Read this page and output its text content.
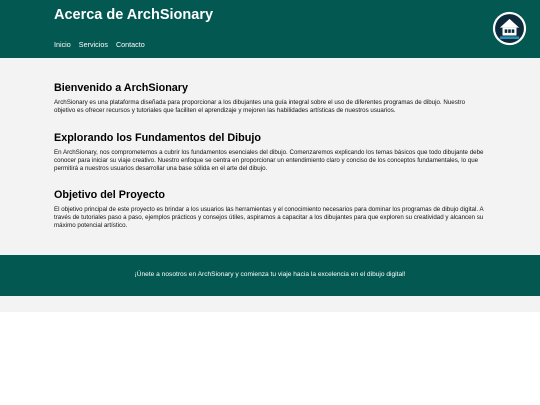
Acerca de ArchSionary
Inicio Servicios Contacto
Bienvenido a ArchSionary

ArchSionary es una plataforma diseñada para proporcionar a los dibujantes una guía integral sobre el uso de diferentes programas de dibujo. Nuestro objetivo es ofrecer recursos y tutoriales que faciliten el aprendizaje y mejoren las habilidades artísticas de nuestros usuarios.

Explorando los Fundamentos del Dibujo

En ArchSionary, nos comprometemos a cubrir los fundamentos esenciales del dibujo. Comenzaremos explicando los temas básicos que todo dibujante debe conocer para iniciar su viaje creativo. Nuestro enfoque se centra en proporcionar un entendimiento claro y conciso de los conceptos fundamentales, lo que permitirá a nuestros usuarios desarrollar una base sólida en el arte del dibujo.

Objetivo del Proyecto

El objetivo principal de este proyecto es brindar a los usuarios las herramientas y el conocimiento necesarios para dominar los programas de dibujo digital. A través de tutoriales paso a paso, ejemplos prácticos y consejos útiles, aspiramos a capacitar a los dibujantes para que exploren su creatividad y alcancen su máximo potencial artístico.

¡Únete a nosotros en ArchSionary y comienza tu viaje hacia la excelencia en el dibujo digital!
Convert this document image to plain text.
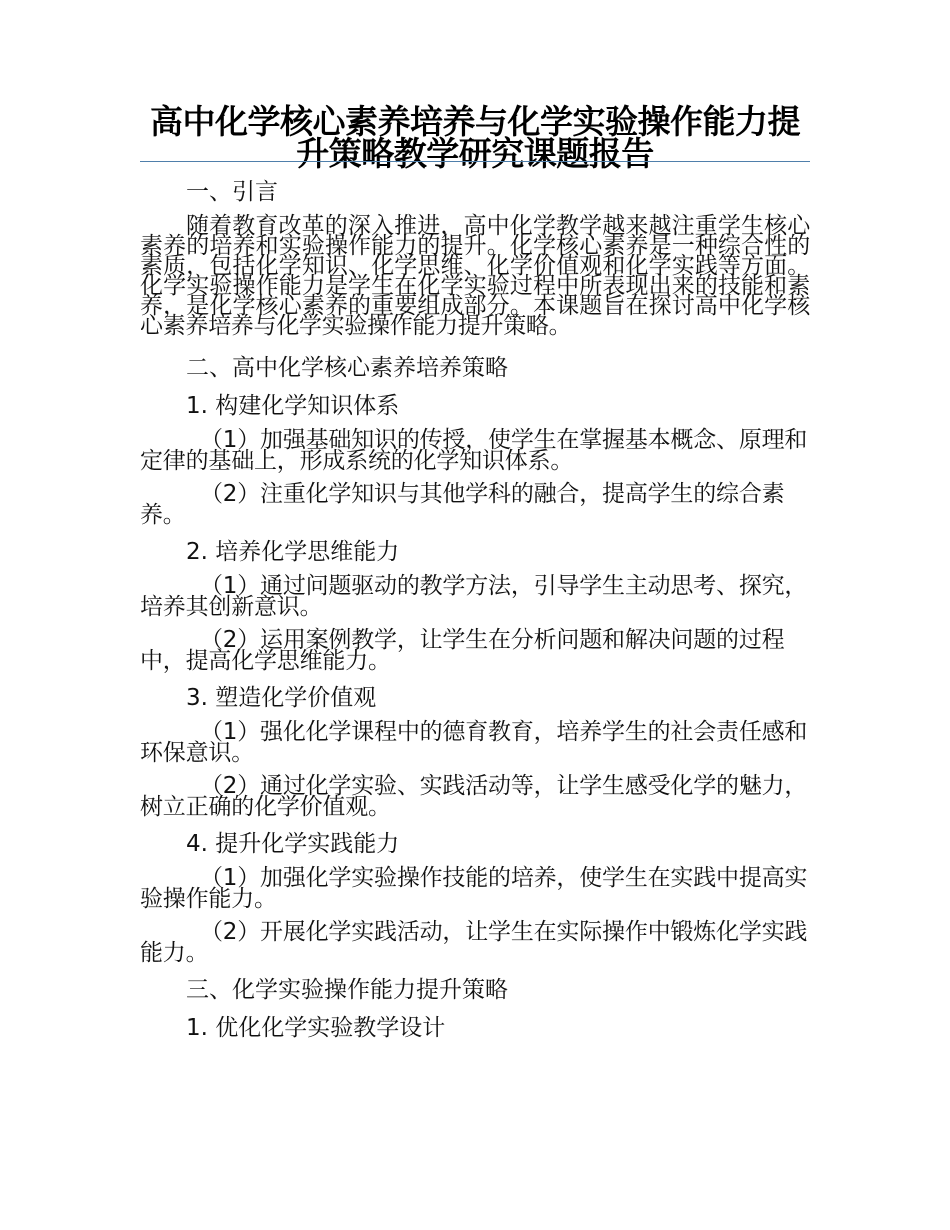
高中化学核心素养培养与化学实验操作能力提升策略教学研究课题报告
一、引言

随着教育改革的深入推进，高中化学教学越来越注重学生核心素养的培养和实验操作能力的提升。化学核心素养是一种综合性的素质，包括化学知识、化学思维、化学价值观和化学实践等方面。化学实验操作能力是学生在化学实验过程中所表现出来的技能和素养，是化学核心素养的重要组成部分。本课题旨在探讨高中化学核心素养培养与化学实验操作能力提升策略。

二、高中化学核心素养培养策略
1. 构建化学知识体系

（1）加强基础知识的传授，使学生在掌握基本概念、原理和定律的基础上，形成系统的化学知识体系。

（2）注重化学知识与其他学科的融合，提高学生的综合素养。

2. 培养化学思维能力

（1）通过问题驱动的教学方法，引导学生主动思考、探究，培养其创新意识。

（2）运用案例教学，让学生在分析问题和解决问题的过程中，提高化学思维能力。

3. 塑造化学价值观

（1）强化化学课程中的德育教育，培养学生的社会责任感和环保意识。

（2）通过化学实验、实践活动等，让学生感受化学的魅力，树立正确的化学价值观。

4. 提升化学实践能力

（1）加强化学实验操作技能的培养，使学生在实践中提高实验操作能力。

（2）开展化学实践活动，让学生在实际操作中锻炼化学实践能力。

三、化学实验操作能力提升策略
1. 优化化学实验教学设计
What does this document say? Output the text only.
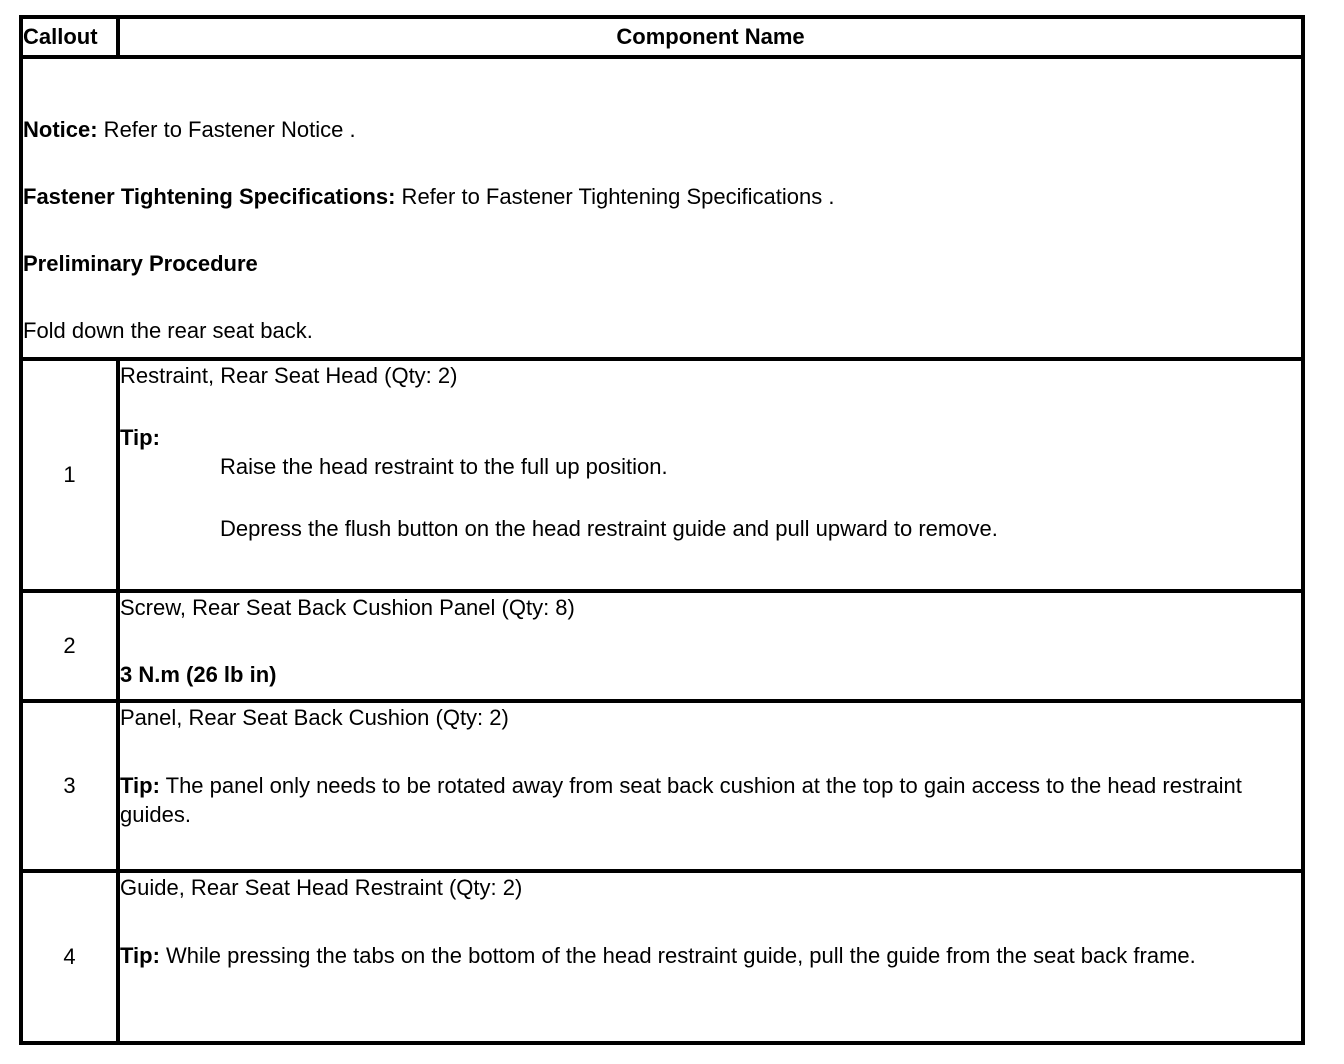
Callout	Component Name

Notice: Refer to Fastener Notice .

Fastener Tightening Specifications: Refer to Fastener Tightening Specifications .

Preliminary Procedure

Fold down the rear seat back.	

1	Restraint, Rear Seat Head (Qty: 2)

Tip:

Raise the head restraint to the full up position.

Depress the flush button on the head restraint guide and pull upward to remove.

2	Screw, Rear Seat Back Cushion Panel (Qty: 8)

3 N.m (26 lb in)

3	Panel, Rear Seat Back Cushion (Qty: 2)

Tip: The panel only needs to be rotated away from seat back cushion at the top to gain access to the head restraint guides.

4	Guide, Rear Seat Head Restraint (Qty: 2)

Tip: While pressing the tabs on the bottom of the head restraint guide, pull the guide from the seat back frame.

++++++++++

» Aim
Starting at the line that contains "What does this", please write out every line to the end of the entries, inclusive, copied exactly and with pictures omitted.

» Solution for this task
What does this document say? Output the text only.
Callout	Component Name

Notice: Refer to Fastener Notice .

Fastener Tightening Specifications: Refer to Fastener Tightening Specifications .

Preliminary Procedure

Fold down the rear seat back.	

1	Restraint, Rear Seat Head (Qty: 2)

Tip:

Raise the head restraint to the full up position.

Depress the flush button on the head restraint guide and pull upward to remove.

2	Screw, Rear Seat Back Cushion Panel (Qty: 8)

3 N.m (26 lb in)

3	Panel, Rear Seat Back Cushion (Qty: 2)

Tip: The panel only needs to be rotated away from seat back cushion at the top to gain access to the head restraint guides.

4	Guide, Rear Seat Head Restraint (Qty: 2)

Tip: While pressing the tabs on the bottom of the head restraint guide, pull the guide from the seat back frame.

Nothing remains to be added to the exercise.